## Start Data lines

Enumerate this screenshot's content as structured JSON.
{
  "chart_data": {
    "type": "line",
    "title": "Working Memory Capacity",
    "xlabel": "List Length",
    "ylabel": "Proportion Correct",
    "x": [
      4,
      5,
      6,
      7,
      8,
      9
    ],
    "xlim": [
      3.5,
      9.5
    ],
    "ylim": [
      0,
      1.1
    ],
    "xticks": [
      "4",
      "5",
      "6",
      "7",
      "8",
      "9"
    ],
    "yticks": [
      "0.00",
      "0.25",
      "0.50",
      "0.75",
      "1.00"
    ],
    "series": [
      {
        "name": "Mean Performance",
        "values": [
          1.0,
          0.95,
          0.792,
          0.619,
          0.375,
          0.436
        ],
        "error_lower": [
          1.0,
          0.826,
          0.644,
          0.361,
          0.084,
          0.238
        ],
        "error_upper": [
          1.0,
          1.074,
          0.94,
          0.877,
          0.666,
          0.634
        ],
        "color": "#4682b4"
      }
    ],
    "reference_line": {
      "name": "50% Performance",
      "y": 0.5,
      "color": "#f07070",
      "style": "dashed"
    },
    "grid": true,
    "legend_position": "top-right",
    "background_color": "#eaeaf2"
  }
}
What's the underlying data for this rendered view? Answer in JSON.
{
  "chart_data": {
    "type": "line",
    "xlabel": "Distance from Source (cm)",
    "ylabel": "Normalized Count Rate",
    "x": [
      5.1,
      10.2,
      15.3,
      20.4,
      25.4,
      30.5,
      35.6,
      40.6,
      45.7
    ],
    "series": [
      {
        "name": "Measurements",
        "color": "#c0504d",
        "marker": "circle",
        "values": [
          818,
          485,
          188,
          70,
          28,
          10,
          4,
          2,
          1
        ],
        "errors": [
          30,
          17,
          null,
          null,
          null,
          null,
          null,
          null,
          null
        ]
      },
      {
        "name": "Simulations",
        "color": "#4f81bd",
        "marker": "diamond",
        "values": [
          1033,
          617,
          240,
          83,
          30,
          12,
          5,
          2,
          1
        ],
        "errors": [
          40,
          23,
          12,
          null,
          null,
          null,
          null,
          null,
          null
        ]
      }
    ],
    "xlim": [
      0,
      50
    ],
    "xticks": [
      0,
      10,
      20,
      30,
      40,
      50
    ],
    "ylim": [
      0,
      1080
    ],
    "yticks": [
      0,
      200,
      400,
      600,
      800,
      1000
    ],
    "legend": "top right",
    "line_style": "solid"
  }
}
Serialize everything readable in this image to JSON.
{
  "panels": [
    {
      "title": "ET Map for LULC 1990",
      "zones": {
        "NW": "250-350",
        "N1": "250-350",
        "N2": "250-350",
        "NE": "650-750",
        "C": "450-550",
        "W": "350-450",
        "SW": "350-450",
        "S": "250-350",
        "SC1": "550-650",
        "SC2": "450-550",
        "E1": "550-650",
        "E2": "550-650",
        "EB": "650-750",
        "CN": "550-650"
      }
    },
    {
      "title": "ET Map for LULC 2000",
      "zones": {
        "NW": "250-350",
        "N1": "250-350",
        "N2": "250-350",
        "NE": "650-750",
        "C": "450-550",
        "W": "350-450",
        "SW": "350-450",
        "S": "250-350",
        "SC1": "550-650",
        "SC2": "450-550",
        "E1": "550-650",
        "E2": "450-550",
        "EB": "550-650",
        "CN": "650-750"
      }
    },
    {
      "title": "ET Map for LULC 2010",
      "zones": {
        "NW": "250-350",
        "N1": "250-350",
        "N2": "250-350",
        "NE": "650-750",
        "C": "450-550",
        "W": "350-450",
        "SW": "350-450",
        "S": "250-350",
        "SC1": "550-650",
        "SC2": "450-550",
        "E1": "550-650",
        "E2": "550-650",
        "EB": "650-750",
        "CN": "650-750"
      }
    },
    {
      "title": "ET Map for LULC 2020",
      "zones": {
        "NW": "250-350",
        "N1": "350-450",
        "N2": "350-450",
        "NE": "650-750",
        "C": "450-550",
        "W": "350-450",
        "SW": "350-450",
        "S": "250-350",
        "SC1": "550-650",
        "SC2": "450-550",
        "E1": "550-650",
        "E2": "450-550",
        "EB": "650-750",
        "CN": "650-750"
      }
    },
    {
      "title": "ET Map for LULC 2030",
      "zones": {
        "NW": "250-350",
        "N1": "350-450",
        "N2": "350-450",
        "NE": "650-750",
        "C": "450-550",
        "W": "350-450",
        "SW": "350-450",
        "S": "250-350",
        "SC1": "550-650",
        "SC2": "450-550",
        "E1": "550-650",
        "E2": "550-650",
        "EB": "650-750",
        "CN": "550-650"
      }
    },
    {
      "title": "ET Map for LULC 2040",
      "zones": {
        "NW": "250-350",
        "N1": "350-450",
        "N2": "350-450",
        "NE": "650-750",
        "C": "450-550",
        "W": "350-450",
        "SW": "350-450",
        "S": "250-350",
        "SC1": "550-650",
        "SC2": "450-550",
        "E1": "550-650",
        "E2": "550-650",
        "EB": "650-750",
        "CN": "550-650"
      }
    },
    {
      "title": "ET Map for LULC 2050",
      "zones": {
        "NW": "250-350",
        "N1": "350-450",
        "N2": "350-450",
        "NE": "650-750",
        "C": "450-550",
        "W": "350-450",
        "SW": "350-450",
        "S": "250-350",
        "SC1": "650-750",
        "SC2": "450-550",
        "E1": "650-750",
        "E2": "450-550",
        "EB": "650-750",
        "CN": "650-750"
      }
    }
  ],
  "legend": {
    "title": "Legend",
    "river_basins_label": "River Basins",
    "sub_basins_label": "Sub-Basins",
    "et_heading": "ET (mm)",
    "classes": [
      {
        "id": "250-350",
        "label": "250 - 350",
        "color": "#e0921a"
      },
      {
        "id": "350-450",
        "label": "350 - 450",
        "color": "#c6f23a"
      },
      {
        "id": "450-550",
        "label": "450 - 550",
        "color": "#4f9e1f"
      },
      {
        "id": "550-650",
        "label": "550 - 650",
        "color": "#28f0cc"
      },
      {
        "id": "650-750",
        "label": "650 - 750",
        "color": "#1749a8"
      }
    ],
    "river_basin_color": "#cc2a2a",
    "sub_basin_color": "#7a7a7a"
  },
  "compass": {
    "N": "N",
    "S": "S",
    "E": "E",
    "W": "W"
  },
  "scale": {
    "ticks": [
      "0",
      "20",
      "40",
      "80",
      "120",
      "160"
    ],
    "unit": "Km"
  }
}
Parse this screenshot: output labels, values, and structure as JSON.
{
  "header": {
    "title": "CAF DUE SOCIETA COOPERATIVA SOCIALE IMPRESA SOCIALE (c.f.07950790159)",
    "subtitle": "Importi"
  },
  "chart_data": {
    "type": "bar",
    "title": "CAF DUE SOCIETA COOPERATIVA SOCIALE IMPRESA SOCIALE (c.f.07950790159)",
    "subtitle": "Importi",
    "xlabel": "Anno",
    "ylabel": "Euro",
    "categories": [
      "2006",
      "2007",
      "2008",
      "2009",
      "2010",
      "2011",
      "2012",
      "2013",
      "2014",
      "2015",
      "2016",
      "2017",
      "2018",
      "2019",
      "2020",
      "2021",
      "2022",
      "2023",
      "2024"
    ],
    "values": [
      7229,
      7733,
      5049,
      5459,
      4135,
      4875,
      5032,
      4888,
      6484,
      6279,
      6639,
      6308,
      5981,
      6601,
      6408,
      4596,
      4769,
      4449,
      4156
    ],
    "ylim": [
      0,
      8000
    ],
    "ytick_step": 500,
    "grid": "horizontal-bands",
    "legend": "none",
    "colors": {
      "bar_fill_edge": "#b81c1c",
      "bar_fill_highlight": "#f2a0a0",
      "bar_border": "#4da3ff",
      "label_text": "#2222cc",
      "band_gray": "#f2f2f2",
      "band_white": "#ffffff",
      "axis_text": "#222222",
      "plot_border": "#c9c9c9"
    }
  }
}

## End Data lines

* _The task_
Report only how many lines in the records contain the word "screenshot".

* _The result_
2